## STATED TASK
Gather the lines below that include the string "relating", copying each in full.

-- START OF INPUT DATA --

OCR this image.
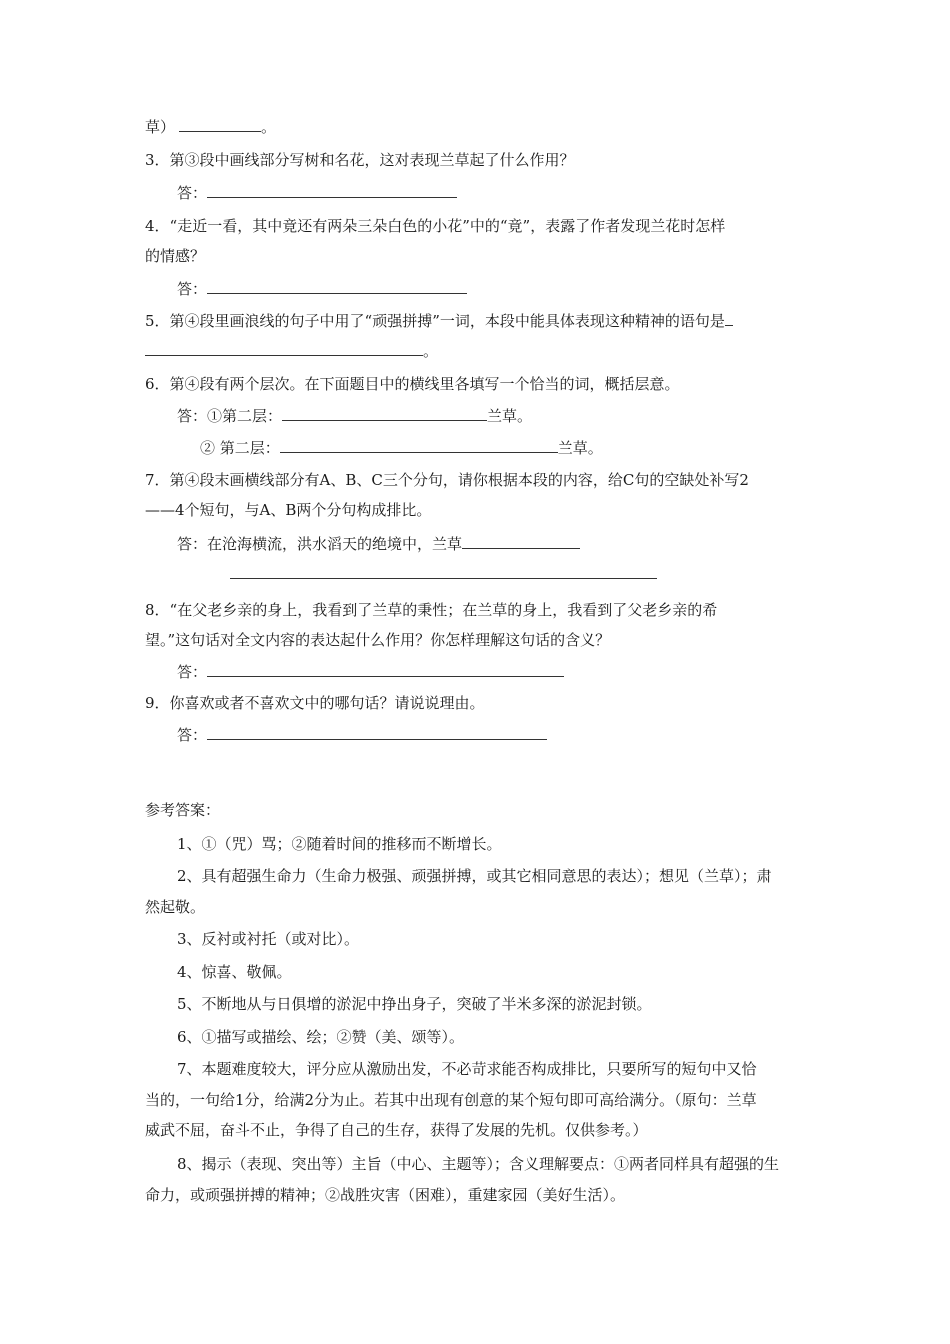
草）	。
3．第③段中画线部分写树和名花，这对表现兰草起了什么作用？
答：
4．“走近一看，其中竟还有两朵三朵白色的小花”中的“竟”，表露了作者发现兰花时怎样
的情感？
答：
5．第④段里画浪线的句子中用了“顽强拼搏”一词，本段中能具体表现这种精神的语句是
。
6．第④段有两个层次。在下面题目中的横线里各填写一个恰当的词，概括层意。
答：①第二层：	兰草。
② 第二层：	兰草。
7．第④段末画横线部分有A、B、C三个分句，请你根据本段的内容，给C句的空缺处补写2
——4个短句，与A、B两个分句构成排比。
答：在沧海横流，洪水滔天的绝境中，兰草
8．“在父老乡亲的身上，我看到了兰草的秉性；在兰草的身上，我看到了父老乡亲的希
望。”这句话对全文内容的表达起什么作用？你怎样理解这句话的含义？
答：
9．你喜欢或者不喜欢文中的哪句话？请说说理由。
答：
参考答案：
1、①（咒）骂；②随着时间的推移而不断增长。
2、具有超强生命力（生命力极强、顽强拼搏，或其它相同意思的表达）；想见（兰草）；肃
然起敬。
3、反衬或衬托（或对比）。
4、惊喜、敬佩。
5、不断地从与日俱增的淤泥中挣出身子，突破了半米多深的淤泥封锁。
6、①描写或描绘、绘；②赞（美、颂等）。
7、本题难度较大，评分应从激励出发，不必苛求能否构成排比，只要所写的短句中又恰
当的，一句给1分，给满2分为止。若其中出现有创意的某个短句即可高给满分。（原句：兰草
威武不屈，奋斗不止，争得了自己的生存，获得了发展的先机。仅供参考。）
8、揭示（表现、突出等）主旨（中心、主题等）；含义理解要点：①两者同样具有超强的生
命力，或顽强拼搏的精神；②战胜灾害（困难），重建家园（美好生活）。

-- END OF INPUT DATA --
-- START OF INPUT DATA --

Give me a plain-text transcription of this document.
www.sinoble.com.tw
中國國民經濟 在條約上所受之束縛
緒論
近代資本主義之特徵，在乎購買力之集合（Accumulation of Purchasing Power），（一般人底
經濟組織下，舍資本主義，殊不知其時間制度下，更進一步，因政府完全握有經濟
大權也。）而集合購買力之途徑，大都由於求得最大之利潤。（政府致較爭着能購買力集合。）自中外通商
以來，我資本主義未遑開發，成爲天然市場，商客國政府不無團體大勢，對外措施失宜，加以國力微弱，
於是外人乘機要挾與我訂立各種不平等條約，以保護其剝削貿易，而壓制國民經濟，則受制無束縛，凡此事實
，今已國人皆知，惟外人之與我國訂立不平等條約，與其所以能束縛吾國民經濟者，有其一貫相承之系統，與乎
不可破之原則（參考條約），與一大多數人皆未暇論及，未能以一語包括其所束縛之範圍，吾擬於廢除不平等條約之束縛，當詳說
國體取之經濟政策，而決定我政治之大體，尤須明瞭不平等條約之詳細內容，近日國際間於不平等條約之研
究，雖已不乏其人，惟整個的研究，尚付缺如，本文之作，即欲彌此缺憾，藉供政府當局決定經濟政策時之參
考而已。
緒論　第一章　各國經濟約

-- END OF INPUT DATA --
-- START OF INPUT DATA --

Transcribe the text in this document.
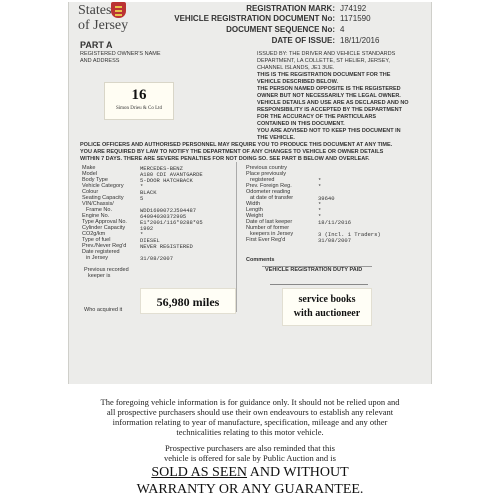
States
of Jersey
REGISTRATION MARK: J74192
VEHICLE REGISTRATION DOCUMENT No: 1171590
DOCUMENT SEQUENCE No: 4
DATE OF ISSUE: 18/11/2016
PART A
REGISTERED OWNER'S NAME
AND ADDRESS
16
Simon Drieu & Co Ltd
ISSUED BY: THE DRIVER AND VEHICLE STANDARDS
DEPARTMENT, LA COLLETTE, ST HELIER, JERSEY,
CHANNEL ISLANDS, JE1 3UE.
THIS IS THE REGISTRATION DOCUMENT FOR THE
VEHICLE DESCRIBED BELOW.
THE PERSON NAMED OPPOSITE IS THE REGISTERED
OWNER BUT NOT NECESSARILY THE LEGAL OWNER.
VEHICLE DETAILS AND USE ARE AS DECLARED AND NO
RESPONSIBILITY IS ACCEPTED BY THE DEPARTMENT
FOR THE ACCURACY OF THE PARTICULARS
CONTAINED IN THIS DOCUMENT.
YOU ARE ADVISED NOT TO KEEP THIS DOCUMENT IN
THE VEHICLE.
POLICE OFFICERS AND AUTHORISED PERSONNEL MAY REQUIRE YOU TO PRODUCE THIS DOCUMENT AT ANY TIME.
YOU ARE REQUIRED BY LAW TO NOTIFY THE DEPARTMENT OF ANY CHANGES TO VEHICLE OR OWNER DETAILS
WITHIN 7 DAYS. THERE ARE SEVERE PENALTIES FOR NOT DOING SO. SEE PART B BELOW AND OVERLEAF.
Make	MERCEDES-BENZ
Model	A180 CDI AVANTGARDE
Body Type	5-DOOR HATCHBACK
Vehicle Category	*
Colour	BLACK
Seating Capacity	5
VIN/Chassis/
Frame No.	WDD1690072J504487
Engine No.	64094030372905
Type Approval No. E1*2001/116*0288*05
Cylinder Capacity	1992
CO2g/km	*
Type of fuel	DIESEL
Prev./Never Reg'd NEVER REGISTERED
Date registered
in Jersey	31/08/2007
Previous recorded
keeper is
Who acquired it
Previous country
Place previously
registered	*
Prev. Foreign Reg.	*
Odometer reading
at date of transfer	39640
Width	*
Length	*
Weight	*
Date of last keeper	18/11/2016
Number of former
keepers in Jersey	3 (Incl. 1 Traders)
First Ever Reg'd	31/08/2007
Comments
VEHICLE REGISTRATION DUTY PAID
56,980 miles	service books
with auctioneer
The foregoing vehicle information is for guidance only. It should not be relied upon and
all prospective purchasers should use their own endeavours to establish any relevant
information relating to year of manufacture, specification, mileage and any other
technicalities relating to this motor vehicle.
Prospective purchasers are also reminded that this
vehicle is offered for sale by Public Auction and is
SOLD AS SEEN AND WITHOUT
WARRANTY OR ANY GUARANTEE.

-- END OF INPUT DATA --

## TASK RESPONSE
information relating to year of manufacture, specification, mileage and any other
technicalities relating to this motor vehicle.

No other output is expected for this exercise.